**Work required:**
Below are some records; retype all of them exactly.

**Material provided:**
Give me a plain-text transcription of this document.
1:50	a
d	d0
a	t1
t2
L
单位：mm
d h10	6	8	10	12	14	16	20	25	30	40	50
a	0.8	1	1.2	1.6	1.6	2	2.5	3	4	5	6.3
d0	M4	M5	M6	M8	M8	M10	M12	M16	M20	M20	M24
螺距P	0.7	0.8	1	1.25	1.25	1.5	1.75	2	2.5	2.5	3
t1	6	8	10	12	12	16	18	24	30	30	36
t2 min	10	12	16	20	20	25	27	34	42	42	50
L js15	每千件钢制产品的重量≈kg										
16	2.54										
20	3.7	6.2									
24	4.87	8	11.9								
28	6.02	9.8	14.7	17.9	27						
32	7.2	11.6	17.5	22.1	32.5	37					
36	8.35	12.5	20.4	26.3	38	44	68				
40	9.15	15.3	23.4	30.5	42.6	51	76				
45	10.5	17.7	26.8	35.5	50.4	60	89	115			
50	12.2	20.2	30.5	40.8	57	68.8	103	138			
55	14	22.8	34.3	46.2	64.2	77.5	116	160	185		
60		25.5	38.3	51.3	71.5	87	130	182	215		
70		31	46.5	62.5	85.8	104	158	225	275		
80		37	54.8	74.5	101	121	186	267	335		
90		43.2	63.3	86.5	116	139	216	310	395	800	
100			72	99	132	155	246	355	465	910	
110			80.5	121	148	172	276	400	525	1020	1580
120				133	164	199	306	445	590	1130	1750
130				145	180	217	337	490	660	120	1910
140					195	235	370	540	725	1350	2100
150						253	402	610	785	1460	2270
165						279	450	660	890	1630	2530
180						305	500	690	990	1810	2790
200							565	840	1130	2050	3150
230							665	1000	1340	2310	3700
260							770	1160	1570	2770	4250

**Exercise result:**
Give me a plain-text transcription of this document.
1:50	a
d	d0
a	t1
t2
L
单位：mm
d h10	6	8	10	12	14	16	20	25	30	40	50
a	0.8	1	1.2	1.6	1.6	2	2.5	3	4	5	6.3
d0	M4	M5	M6	M8	M8	M10	M12	M16	M20	M20	M24
螺距P	0.7	0.8	1	1.25	1.25	1.5	1.75	2	2.5	2.5	3
t1	6	8	10	12	12	16	18	24	30	30	36
t2 min	10	12	16	20	20	25	27	34	42	42	50
L js15	每千件钢制产品的重量≈kg										
16	2.54										
20	3.7	6.2									
24	4.87	8	11.9								
28	6.02	9.8	14.7	17.9	27						
32	7.2	11.6	17.5	22.1	32.5	37					
36	8.35	12.5	20.4	26.3	38	44	68				
40	9.15	15.3	23.4	30.5	42.6	51	76				
45	10.5	17.7	26.8	35.5	50.4	60	89	115			
50	12.2	20.2	30.5	40.8	57	68.8	103	138			
55	14	22.8	34.3	46.2	64.2	77.5	116	160	185		
60		25.5	38.3	51.3	71.5	87	130	182	215		
70		31	46.5	62.5	85.8	104	158	225	275		
80		37	54.8	74.5	101	121	186	267	335		
90		43.2	63.3	86.5	116	139	216	310	395	800	
100			72	99	132	155	246	355	465	910	
110			80.5	121	148	172	276	400	525	1020	1580
120				133	164	199	306	445	590	1130	1750
130				145	180	217	337	490	660	120	1910
140					195	235	370	540	725	1350	2100
150						253	402	610	785	1460	2270
165						279	450	660	890	1630	2530
180						305	500	690	990	1810	2790
200							565	840	1130	2050	3150
230							665	1000	1340	2310	3700
260							770	1160	1570	2770	4250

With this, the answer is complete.